— begin Records for this exercise —

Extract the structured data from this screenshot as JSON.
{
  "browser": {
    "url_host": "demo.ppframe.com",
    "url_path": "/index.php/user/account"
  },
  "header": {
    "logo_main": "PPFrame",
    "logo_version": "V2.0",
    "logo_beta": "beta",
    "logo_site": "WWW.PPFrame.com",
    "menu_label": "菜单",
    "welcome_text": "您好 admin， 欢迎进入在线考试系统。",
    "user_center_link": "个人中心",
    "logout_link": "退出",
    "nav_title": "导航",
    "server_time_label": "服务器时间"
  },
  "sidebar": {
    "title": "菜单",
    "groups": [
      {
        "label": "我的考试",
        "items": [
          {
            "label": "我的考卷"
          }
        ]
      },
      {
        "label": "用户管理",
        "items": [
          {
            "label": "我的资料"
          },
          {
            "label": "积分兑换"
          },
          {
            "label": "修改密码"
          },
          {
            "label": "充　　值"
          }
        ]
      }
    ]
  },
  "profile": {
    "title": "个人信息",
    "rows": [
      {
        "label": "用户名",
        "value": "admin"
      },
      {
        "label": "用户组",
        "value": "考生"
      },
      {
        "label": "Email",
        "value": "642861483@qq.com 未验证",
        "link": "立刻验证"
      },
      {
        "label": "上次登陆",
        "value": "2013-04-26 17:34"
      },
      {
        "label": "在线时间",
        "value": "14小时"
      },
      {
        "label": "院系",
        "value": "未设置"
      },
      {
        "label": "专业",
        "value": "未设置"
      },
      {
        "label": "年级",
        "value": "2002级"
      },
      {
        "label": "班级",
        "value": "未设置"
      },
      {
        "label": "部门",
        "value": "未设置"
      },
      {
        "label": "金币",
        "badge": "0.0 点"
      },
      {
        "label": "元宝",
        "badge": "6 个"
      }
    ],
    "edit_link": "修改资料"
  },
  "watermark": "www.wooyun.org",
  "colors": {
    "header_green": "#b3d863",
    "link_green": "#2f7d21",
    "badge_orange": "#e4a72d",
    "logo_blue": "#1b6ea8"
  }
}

— end Records for this exercise —

▶ Exercise objective: Make an exact copy of every line in the data.

▶ Response to the exercise:
Extract the structured data from this screenshot as JSON.
{
  "browser": {
    "url_host": "demo.ppframe.com",
    "url_path": "/index.php/user/account"
  },
  "header": {
    "logo_main": "PPFrame",
    "logo_version": "V2.0",
    "logo_beta": "beta",
    "logo_site": "WWW.PPFrame.com",
    "menu_label": "菜单",
    "welcome_text": "您好 admin， 欢迎进入在线考试系统。",
    "user_center_link": "个人中心",
    "logout_link": "退出",
    "nav_title": "导航",
    "server_time_label": "服务器时间"
  },
  "sidebar": {
    "title": "菜单",
    "groups": [
      {
        "label": "我的考试",
        "items": [
          {
            "label": "我的考卷"
          }
        ]
      },
      {
        "label": "用户管理",
        "items": [
          {
            "label": "我的资料"
          },
          {
            "label": "积分兑换"
          },
          {
            "label": "修改密码"
          },
          {
            "label": "充　　值"
          }
        ]
      }
    ]
  },
  "profile": {
    "title": "个人信息",
    "rows": [
      {
        "label": "用户名",
        "value": "admin"
      },
      {
        "label": "用户组",
        "value": "考生"
      },
      {
        "label": "Email",
        "value": "642861483@qq.com 未验证",
        "link": "立刻验证"
      },
      {
        "label": "上次登陆",
        "value": "2013-04-26 17:34"
      },
      {
        "label": "在线时间",
        "value": "14小时"
      },
      {
        "label": "院系",
        "value": "未设置"
      },
      {
        "label": "专业",
        "value": "未设置"
      },
      {
        "label": "年级",
        "value": "2002级"
      },
      {
        "label": "班级",
        "value": "未设置"
      },
      {
        "label": "部门",
        "value": "未设置"
      },
      {
        "label": "金币",
        "badge": "0.0 点"
      },
      {
        "label": "元宝",
        "badge": "6 个"
      }
    ],
    "edit_link": "修改资料"
  },
  "watermark": "www.wooyun.org",
  "colors": {
    "header_green": "#b3d863",
    "link_green": "#2f7d21",
    "badge_orange": "#e4a72d",
    "logo_blue": "#1b6ea8"
  }
}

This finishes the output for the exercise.